▸ Instruction: Please turn the material, starting with its first line and going on through the line that contains "bar-series-3: 35.0 bbox=[150, 1210, 485, 1248]", into a Markdown table with the columns Row and Material line, leaving out blank lines.

▸ Records provided:
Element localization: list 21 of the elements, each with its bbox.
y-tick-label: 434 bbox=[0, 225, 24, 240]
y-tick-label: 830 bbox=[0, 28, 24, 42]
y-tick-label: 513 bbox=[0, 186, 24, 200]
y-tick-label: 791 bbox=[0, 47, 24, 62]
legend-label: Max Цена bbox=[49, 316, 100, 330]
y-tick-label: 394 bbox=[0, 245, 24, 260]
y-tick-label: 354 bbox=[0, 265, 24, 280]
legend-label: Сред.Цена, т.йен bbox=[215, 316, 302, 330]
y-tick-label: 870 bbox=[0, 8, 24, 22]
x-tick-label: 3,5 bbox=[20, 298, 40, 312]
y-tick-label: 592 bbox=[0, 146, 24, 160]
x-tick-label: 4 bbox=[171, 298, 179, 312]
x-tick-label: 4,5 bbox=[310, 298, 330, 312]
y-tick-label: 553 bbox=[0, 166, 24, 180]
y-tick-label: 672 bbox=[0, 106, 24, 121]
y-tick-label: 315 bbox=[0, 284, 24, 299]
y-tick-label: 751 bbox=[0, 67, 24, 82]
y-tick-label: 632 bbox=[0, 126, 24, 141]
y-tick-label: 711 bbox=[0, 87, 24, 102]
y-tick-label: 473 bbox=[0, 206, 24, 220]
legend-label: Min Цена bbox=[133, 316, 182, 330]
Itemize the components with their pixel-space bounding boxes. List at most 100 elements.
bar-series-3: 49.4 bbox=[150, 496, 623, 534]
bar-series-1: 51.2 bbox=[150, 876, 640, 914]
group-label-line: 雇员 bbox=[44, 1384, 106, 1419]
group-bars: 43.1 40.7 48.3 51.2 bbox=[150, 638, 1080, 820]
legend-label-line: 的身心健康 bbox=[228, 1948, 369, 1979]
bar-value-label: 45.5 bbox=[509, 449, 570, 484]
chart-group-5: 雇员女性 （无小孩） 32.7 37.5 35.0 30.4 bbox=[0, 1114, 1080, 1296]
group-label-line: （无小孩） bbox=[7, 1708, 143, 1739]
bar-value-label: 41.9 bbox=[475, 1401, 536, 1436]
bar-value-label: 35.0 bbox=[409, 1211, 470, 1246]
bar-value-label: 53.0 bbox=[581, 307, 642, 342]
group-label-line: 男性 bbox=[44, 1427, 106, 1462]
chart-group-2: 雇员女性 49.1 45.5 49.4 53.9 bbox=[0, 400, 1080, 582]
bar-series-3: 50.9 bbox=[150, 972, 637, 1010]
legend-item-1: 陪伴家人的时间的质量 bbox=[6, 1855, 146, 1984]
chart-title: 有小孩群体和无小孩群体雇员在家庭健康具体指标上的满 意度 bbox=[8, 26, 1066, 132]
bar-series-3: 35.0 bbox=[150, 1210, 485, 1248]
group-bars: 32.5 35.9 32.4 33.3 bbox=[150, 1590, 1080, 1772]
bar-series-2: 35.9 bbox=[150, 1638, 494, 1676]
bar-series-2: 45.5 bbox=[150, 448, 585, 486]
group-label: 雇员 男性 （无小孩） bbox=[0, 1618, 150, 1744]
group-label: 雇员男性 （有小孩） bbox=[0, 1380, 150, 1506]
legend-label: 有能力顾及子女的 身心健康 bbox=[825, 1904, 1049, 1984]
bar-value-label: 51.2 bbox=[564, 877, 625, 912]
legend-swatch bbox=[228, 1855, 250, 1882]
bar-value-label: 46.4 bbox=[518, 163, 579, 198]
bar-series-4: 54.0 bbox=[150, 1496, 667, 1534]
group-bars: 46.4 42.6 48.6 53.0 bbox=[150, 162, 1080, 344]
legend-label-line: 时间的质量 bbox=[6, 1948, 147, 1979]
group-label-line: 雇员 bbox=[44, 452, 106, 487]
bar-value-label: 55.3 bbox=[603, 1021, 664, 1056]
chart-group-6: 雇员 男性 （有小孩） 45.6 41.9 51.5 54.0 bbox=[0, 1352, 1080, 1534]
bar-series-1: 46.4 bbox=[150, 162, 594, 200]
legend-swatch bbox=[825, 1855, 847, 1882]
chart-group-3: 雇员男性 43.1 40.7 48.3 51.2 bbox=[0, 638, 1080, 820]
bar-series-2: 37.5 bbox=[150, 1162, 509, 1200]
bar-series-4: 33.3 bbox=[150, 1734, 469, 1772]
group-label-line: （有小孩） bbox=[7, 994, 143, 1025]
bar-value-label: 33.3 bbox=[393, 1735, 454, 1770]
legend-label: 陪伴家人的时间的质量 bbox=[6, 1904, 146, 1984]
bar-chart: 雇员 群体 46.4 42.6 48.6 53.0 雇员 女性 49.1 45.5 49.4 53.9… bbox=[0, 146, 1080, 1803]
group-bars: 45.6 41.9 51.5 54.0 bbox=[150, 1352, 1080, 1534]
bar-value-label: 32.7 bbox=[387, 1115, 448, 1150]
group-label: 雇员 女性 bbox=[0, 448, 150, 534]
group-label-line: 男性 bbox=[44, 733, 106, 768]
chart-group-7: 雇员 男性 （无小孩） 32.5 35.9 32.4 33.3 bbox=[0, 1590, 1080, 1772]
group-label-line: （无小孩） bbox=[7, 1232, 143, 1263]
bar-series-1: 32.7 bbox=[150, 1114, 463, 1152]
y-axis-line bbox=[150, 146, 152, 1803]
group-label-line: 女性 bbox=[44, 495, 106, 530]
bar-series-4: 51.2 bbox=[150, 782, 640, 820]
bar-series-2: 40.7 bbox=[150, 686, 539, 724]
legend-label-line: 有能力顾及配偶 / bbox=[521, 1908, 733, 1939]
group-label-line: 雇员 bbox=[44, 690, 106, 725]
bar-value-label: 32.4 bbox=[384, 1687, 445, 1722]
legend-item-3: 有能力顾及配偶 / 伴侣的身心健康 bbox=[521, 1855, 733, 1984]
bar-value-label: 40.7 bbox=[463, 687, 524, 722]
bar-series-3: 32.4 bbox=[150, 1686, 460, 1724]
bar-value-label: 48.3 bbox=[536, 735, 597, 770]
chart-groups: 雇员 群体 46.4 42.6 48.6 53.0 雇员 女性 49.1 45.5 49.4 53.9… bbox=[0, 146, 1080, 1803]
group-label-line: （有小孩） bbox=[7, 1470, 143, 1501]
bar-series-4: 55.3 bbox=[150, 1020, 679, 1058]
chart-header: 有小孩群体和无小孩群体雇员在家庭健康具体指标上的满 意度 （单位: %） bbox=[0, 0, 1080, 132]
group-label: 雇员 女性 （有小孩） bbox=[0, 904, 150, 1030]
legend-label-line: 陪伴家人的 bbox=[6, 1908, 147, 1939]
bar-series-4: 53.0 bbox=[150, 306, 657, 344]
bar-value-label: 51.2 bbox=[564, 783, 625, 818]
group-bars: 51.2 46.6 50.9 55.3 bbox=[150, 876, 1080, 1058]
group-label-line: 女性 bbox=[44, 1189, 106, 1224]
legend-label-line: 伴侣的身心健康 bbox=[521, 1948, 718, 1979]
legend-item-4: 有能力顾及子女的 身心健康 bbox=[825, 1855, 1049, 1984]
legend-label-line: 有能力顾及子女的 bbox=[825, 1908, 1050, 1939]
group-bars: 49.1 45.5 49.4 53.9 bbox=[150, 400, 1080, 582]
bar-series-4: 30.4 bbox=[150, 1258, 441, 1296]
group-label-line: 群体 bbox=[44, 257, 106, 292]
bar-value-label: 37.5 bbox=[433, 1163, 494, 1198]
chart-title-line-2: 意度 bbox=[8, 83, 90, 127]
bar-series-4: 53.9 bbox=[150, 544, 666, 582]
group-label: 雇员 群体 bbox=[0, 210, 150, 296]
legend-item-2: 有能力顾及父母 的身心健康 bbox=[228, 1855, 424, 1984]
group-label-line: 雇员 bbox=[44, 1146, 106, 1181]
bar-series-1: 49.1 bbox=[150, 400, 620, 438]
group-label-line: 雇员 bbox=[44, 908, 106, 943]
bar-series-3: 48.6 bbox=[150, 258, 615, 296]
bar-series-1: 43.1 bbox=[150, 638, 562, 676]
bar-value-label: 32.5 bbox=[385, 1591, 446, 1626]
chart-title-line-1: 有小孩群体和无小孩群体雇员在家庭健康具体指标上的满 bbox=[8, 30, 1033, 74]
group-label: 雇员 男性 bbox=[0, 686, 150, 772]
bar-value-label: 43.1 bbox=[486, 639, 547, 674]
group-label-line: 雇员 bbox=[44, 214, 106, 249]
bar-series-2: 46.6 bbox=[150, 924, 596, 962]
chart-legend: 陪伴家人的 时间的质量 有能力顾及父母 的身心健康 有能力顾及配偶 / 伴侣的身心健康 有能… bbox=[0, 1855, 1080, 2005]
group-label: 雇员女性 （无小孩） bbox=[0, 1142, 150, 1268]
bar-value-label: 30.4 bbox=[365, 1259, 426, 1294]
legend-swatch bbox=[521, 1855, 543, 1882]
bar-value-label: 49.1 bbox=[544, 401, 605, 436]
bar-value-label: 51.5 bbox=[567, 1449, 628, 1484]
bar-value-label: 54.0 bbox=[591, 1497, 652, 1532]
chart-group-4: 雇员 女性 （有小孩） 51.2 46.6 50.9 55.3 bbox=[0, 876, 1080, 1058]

▸ Exercise response:
| Row | Material line |
|---|---|
| 1 | Element localization: list 21 of the elements, each with its bbox. |
| 2 | y-tick-label: 434 bbox=[0, 225, 24, 240] |
| 3 | y-tick-label: 830 bbox=[0, 28, 24, 42] |
| 4 | y-tick-label: 513 bbox=[0, 186, 24, 200] |
| 5 | y-tick-label: 791 bbox=[0, 47, 24, 62] |
| 6 | legend-label: Max Цена bbox=[49, 316, 100, 330] |
| 7 | y-tick-label: 394 bbox=[0, 245, 24, 260] |
| 8 | y-tick-label: 354 bbox=[0, 265, 24, 280] |
| 9 | legend-label: Сред.Цена, т.йен bbox=[215, 316, 302, 330] |
| 10 | y-tick-label: 870 bbox=[0, 8, 24, 22] |
| 11 | x-tick-label: 3,5 bbox=[20, 298, 40, 312] |
| 12 | y-tick-label: 592 bbox=[0, 146, 24, 160] |
| 13 | x-tick-label: 4 bbox=[171, 298, 179, 312] |
| 14 | x-tick-label: 4,5 bbox=[310, 298, 330, 312] |
| 15 | y-tick-label: 553 bbox=[0, 166, 24, 180] |
| 16 | y-tick-label: 672 bbox=[0, 106, 24, 121] |
| 17 | y-tick-label: 315 bbox=[0, 284, 24, 299] |
| 18 | y-tick-label: 751 bbox=[0, 67, 24, 82] |
| 19 | y-tick-label: 632 bbox=[0, 126, 24, 141] |
| 20 | y-tick-label: 711 bbox=[0, 87, 24, 102] |
| 21 | y-tick-label: 473 bbox=[0, 206, 24, 220] |
| 22 | legend-label: Min Цена bbox=[133, 316, 182, 330] |
| 23 | Itemize the components with their pixel-space bounding boxes. List at most 100 elements. |
| 24 | bar-series-3: 49.4 bbox=[150, 496, 623, 534] |
| 25 | bar-series-1: 51.2 bbox=[150, 876, 640, 914] |
| 26 | group-label-line: 雇员 bbox=[44, 1384, 106, 1419] |
| 27 | group-bars: 43.1 40.7 48.3 51.2 bbox=[150, 638, 1080, 820] |
| 28 | legend-label-line: 的身心健康 bbox=[228, 1948, 369, 1979] |
| 29 | bar-value-label: 45.5 bbox=[509, 449, 570, 484] |
| 30 | chart-group-5: 雇员女性 （无小孩） 32.7 37.5 35.0 30.4 bbox=[0, 1114, 1080, 1296] |
| 31 | group-label-line: （无小孩） bbox=[7, 1708, 143, 1739] |
| 32 | bar-value-label: 41.9 bbox=[475, 1401, 536, 1436] |
| 33 | bar-value-label: 35.0 bbox=[409, 1211, 470, 1246] |
| 34 | bar-value-label: 53.0 bbox=[581, 307, 642, 342] |
| 35 | group-label-line: 男性 bbox=[44, 1427, 106, 1462] |
| 36 | chart-group-2: 雇员女性 49.1 45.5 49.4 53.9 bbox=[0, 400, 1080, 582] |
| 37 | bar-series-3: 50.9 bbox=[150, 972, 637, 1010] |
| 38 | legend-item-1: 陪伴家人的时间的质量 bbox=[6, 1855, 146, 1984] |
| 39 | chart-title: 有小孩群体和无小孩群体雇员在家庭健康具体指标上的满 意度 bbox=[8, 26, 1066, 132] |
| 40 | bar-series-3: 35.0 bbox=[150, 1210, 485, 1248] |